• **Instructions to follow**:
Repeat, exactly and in full, the lines of the listing below, but without any pictures.

□ □ □ □ □

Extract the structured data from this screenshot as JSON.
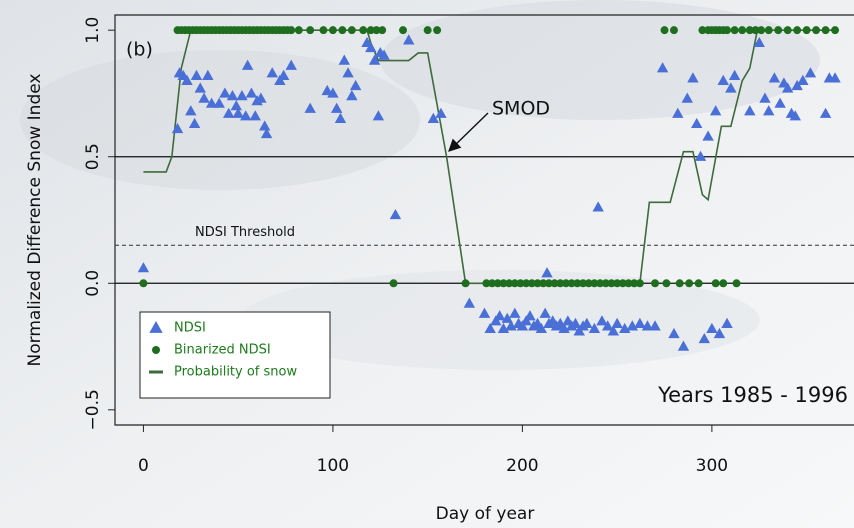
{
  "chart_data": {
    "type": "scatter",
    "xlabel": "Day of year",
    "ylabel": "Normalized Difference Snow Index",
    "xlim": [
      -15,
      375
    ],
    "ylim": [
      -0.56,
      1.06
    ],
    "xticks": [
      0,
      100,
      200,
      300
    ],
    "yticks": [
      {
        "value": 1,
        "label": "1.0"
      },
      0.5,
      {
        "value": 0,
        "label": "0.0"
      },
      {
        "value": -0.5,
        "label": "−0.5"
      }
    ],
    "reference_lines": [
      0,
      0.5
    ],
    "threshold": 0.15,
    "annotations": {
      "panel": "(b)",
      "smod": "SMOD",
      "threshold_label": "NDSI Threshold",
      "years": "Years 1985 - 1996"
    },
    "legend": "bottom-left",
    "series": [
      {
        "name": "NDSI",
        "color": "#4a6fd6",
        "marker": "triangle",
        "x": [
          0,
          18,
          19,
          21,
          23,
          25,
          27,
          28,
          30,
          32,
          34,
          36,
          40,
          43,
          45,
          47,
          49,
          50,
          52,
          54,
          55,
          57,
          59,
          60,
          62,
          64,
          65,
          68,
          72,
          74,
          78,
          88,
          97,
          100,
          102,
          104,
          106,
          108,
          110,
          112,
          118,
          120,
          122,
          124,
          125,
          127,
          133,
          140,
          153,
          157,
          172,
          180,
          183,
          186,
          188,
          190,
          192,
          194,
          196,
          198,
          200,
          202,
          204,
          206,
          208,
          210,
          212,
          213,
          214,
          216,
          218,
          220,
          222,
          224,
          226,
          228,
          230,
          232,
          234,
          238,
          240,
          242,
          245,
          248,
          250,
          254,
          258,
          262,
          266,
          270,
          274,
          280,
          282,
          285,
          287,
          290,
          292,
          294,
          296,
          298,
          300,
          302,
          304,
          306,
          308,
          310,
          312,
          320,
          325,
          328,
          330,
          333,
          336,
          338,
          340,
          342,
          344,
          345,
          348,
          352,
          360,
          362,
          365
        ],
        "values": [
          0.06,
          0.61,
          0.83,
          0.82,
          0.8,
          0.68,
          0.63,
          0.82,
          0.77,
          0.73,
          0.82,
          0.71,
          0.71,
          0.75,
          0.67,
          0.74,
          0.7,
          0.67,
          0.74,
          0.66,
          0.86,
          0.75,
          0.66,
          0.72,
          0.73,
          0.62,
          0.59,
          0.83,
          0.8,
          0.82,
          0.86,
          0.69,
          0.76,
          0.75,
          0.69,
          0.65,
          0.88,
          0.83,
          0.74,
          0.78,
          0.95,
          0.93,
          0.88,
          0.66,
          0.91,
          0.9,
          0.27,
          0.96,
          0.65,
          0.67,
          -0.08,
          -0.12,
          -0.18,
          -0.15,
          -0.13,
          -0.18,
          -0.14,
          -0.17,
          -0.12,
          -0.16,
          -0.17,
          -0.15,
          -0.13,
          -0.17,
          -0.16,
          -0.18,
          -0.12,
          0.04,
          -0.16,
          -0.15,
          -0.17,
          -0.16,
          -0.18,
          -0.15,
          -0.17,
          -0.16,
          -0.19,
          -0.17,
          -0.16,
          -0.18,
          0.3,
          -0.15,
          -0.17,
          -0.19,
          -0.16,
          -0.18,
          -0.17,
          -0.16,
          -0.17,
          -0.17,
          0.85,
          -0.2,
          0.67,
          -0.25,
          0.73,
          0.81,
          0.63,
          0.5,
          -0.22,
          0.58,
          -0.18,
          0.68,
          -0.2,
          0.8,
          -0.16,
          0.77,
          0.82,
          0.68,
          0.95,
          0.73,
          0.68,
          0.81,
          0.71,
          0.79,
          0.77,
          0.67,
          0.66,
          0.78,
          0.8,
          0.83,
          0.67,
          0.81,
          0.81
        ]
      },
      {
        "name": "Binarized NDSI",
        "color": "#1f6e1f",
        "marker": "circle",
        "x": [
          18,
          20,
          22,
          24,
          26,
          28,
          30,
          32,
          34,
          36,
          38,
          40,
          42,
          44,
          46,
          48,
          50,
          52,
          54,
          56,
          58,
          60,
          62,
          64,
          66,
          68,
          70,
          72,
          74,
          76,
          78,
          82,
          88,
          95,
          100,
          105,
          110,
          116,
          120,
          123,
          126,
          137,
          150,
          155,
          275,
          280,
          295,
          298,
          300,
          302,
          304,
          306,
          308,
          312,
          316,
          320,
          323,
          326,
          330,
          335,
          340,
          345,
          350,
          355,
          360,
          365,
          0,
          132,
          170,
          181,
          184,
          187,
          190,
          193,
          196,
          199,
          202,
          205,
          208,
          211,
          214,
          217,
          220,
          223,
          226,
          229,
          232,
          235,
          238,
          241,
          244,
          247,
          250,
          253,
          256,
          259,
          262,
          270,
          276,
          283,
          288,
          293,
          302,
          306,
          313
        ],
        "values": [
          1,
          1,
          1,
          1,
          1,
          1,
          1,
          1,
          1,
          1,
          1,
          1,
          1,
          1,
          1,
          1,
          1,
          1,
          1,
          1,
          1,
          1,
          1,
          1,
          1,
          1,
          1,
          1,
          1,
          1,
          1,
          1,
          1,
          1,
          1,
          1,
          1,
          1,
          1,
          1,
          1,
          1,
          1,
          1,
          1,
          1,
          1,
          1,
          1,
          1,
          1,
          1,
          1,
          1,
          1,
          1,
          1,
          1,
          1,
          1,
          1,
          1,
          1,
          1,
          1,
          1,
          0,
          0,
          0,
          0,
          0,
          0,
          0,
          0,
          0,
          0,
          0,
          0,
          0,
          0,
          0,
          0,
          0,
          0,
          0,
          0,
          0,
          0,
          0,
          0,
          0,
          0,
          0,
          0,
          0,
          0,
          0,
          0,
          0,
          0,
          0,
          0,
          0,
          0,
          0
        ]
      },
      {
        "name": "Probability of snow",
        "color": "#3d6b3d",
        "marker": "line",
        "x": [
          0,
          12,
          15,
          20,
          25,
          118,
          120,
          124,
          140,
          145,
          150,
          160,
          170,
          262,
          267,
          278,
          285,
          290,
          295,
          298,
          305,
          310,
          316,
          320,
          324,
          365
        ],
        "values": [
          0.44,
          0.44,
          0.5,
          0.85,
          1,
          1,
          0.95,
          0.88,
          0.88,
          0.91,
          0.91,
          0.5,
          0,
          0,
          0.32,
          0.32,
          0.52,
          0.52,
          0.35,
          0.33,
          0.62,
          0.62,
          0.8,
          0.85,
          1,
          1
        ]
      }
    ]
  }
}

□ □ □ □ □

• **Exercise response**:
Extract the structured data from this screenshot as JSON.
{
  "chart_data": {
    "type": "scatter",
    "xlabel": "Day of year",
    "ylabel": "Normalized Difference Snow Index",
    "xlim": [
      -15,
      375
    ],
    "ylim": [
      -0.56,
      1.06
    ],
    "xticks": [
      0,
      100,
      200,
      300
    ],
    "yticks": [
      {
        "value": 1,
        "label": "1.0"
      },
      0.5,
      {
        "value": 0,
        "label": "0.0"
      },
      {
        "value": -0.5,
        "label": "−0.5"
      }
    ],
    "reference_lines": [
      0,
      0.5
    ],
    "threshold": 0.15,
    "annotations": {
      "panel": "(b)",
      "smod": "SMOD",
      "threshold_label": "NDSI Threshold",
      "years": "Years 1985 - 1996"
    },
    "legend": "bottom-left",
    "series": [
      {
        "name": "NDSI",
        "color": "#4a6fd6",
        "marker": "triangle",
        "x": [
          0,
          18,
          19,
          21,
          23,
          25,
          27,
          28,
          30,
          32,
          34,
          36,
          40,
          43,
          45,
          47,
          49,
          50,
          52,
          54,
          55,
          57,
          59,
          60,
          62,
          64,
          65,
          68,
          72,
          74,
          78,
          88,
          97,
          100,
          102,
          104,
          106,
          108,
          110,
          112,
          118,
          120,
          122,
          124,
          125,
          127,
          133,
          140,
          153,
          157,
          172,
          180,
          183,
          186,
          188,
          190,
          192,
          194,
          196,
          198,
          200,
          202,
          204,
          206,
          208,
          210,
          212,
          213,
          214,
          216,
          218,
          220,
          222,
          224,
          226,
          228,
          230,
          232,
          234,
          238,
          240,
          242,
          245,
          248,
          250,
          254,
          258,
          262,
          266,
          270,
          274,
          280,
          282,
          285,
          287,
          290,
          292,
          294,
          296,
          298,
          300,
          302,
          304,
          306,
          308,
          310,
          312,
          320,
          325,
          328,
          330,
          333,
          336,
          338,
          340,
          342,
          344,
          345,
          348,
          352,
          360,
          362,
          365
        ],
        "values": [
          0.06,
          0.61,
          0.83,
          0.82,
          0.8,
          0.68,
          0.63,
          0.82,
          0.77,
          0.73,
          0.82,
          0.71,
          0.71,
          0.75,
          0.67,
          0.74,
          0.7,
          0.67,
          0.74,
          0.66,
          0.86,
          0.75,
          0.66,
          0.72,
          0.73,
          0.62,
          0.59,
          0.83,
          0.8,
          0.82,
          0.86,
          0.69,
          0.76,
          0.75,
          0.69,
          0.65,
          0.88,
          0.83,
          0.74,
          0.78,
          0.95,
          0.93,
          0.88,
          0.66,
          0.91,
          0.9,
          0.27,
          0.96,
          0.65,
          0.67,
          -0.08,
          -0.12,
          -0.18,
          -0.15,
          -0.13,
          -0.18,
          -0.14,
          -0.17,
          -0.12,
          -0.16,
          -0.17,
          -0.15,
          -0.13,
          -0.17,
          -0.16,
          -0.18,
          -0.12,
          0.04,
          -0.16,
          -0.15,
          -0.17,
          -0.16,
          -0.18,
          -0.15,
          -0.17,
          -0.16,
          -0.19,
          -0.17,
          -0.16,
          -0.18,
          0.3,
          -0.15,
          -0.17,
          -0.19,
          -0.16,
          -0.18,
          -0.17,
          -0.16,
          -0.17,
          -0.17,
          0.85,
          -0.2,
          0.67,
          -0.25,
          0.73,
          0.81,
          0.63,
          0.5,
          -0.22,
          0.58,
          -0.18,
          0.68,
          -0.2,
          0.8,
          -0.16,
          0.77,
          0.82,
          0.68,
          0.95,
          0.73,
          0.68,
          0.81,
          0.71,
          0.79,
          0.77,
          0.67,
          0.66,
          0.78,
          0.8,
          0.83,
          0.67,
          0.81,
          0.81
        ]
      },
      {
        "name": "Binarized NDSI",
        "color": "#1f6e1f",
        "marker": "circle",
        "x": [
          18,
          20,
          22,
          24,
          26,
          28,
          30,
          32,
          34,
          36,
          38,
          40,
          42,
          44,
          46,
          48,
          50,
          52,
          54,
          56,
          58,
          60,
          62,
          64,
          66,
          68,
          70,
          72,
          74,
          76,
          78,
          82,
          88,
          95,
          100,
          105,
          110,
          116,
          120,
          123,
          126,
          137,
          150,
          155,
          275,
          280,
          295,
          298,
          300,
          302,
          304,
          306,
          308,
          312,
          316,
          320,
          323,
          326,
          330,
          335,
          340,
          345,
          350,
          355,
          360,
          365,
          0,
          132,
          170,
          181,
          184,
          187,
          190,
          193,
          196,
          199,
          202,
          205,
          208,
          211,
          214,
          217,
          220,
          223,
          226,
          229,
          232,
          235,
          238,
          241,
          244,
          247,
          250,
          253,
          256,
          259,
          262,
          270,
          276,
          283,
          288,
          293,
          302,
          306,
          313
        ],
        "values": [
          1,
          1,
          1,
          1,
          1,
          1,
          1,
          1,
          1,
          1,
          1,
          1,
          1,
          1,
          1,
          1,
          1,
          1,
          1,
          1,
          1,
          1,
          1,
          1,
          1,
          1,
          1,
          1,
          1,
          1,
          1,
          1,
          1,
          1,
          1,
          1,
          1,
          1,
          1,
          1,
          1,
          1,
          1,
          1,
          1,
          1,
          1,
          1,
          1,
          1,
          1,
          1,
          1,
          1,
          1,
          1,
          1,
          1,
          1,
          1,
          1,
          1,
          1,
          1,
          1,
          1,
          0,
          0,
          0,
          0,
          0,
          0,
          0,
          0,
          0,
          0,
          0,
          0,
          0,
          0,
          0,
          0,
          0,
          0,
          0,
          0,
          0,
          0,
          0,
          0,
          0,
          0,
          0,
          0,
          0,
          0,
          0,
          0,
          0,
          0,
          0,
          0,
          0,
          0,
          0
        ]
      },
      {
        "name": "Probability of snow",
        "color": "#3d6b3d",
        "marker": "line",
        "x": [
          0,
          12,
          15,
          20,
          25,
          118,
          120,
          124,
          140,
          145,
          150,
          160,
          170,
          262,
          267,
          278,
          285,
          290,
          295,
          298,
          305,
          310,
          316,
          320,
          324,
          365
        ],
        "values": [
          0.44,
          0.44,
          0.5,
          0.85,
          1,
          1,
          0.95,
          0.88,
          0.88,
          0.91,
          0.91,
          0.5,
          0,
          0,
          0.32,
          0.32,
          0.52,
          0.52,
          0.35,
          0.33,
          0.62,
          0.62,
          0.8,
          0.85,
          1,
          1
        ]
      }
    ]
  }
}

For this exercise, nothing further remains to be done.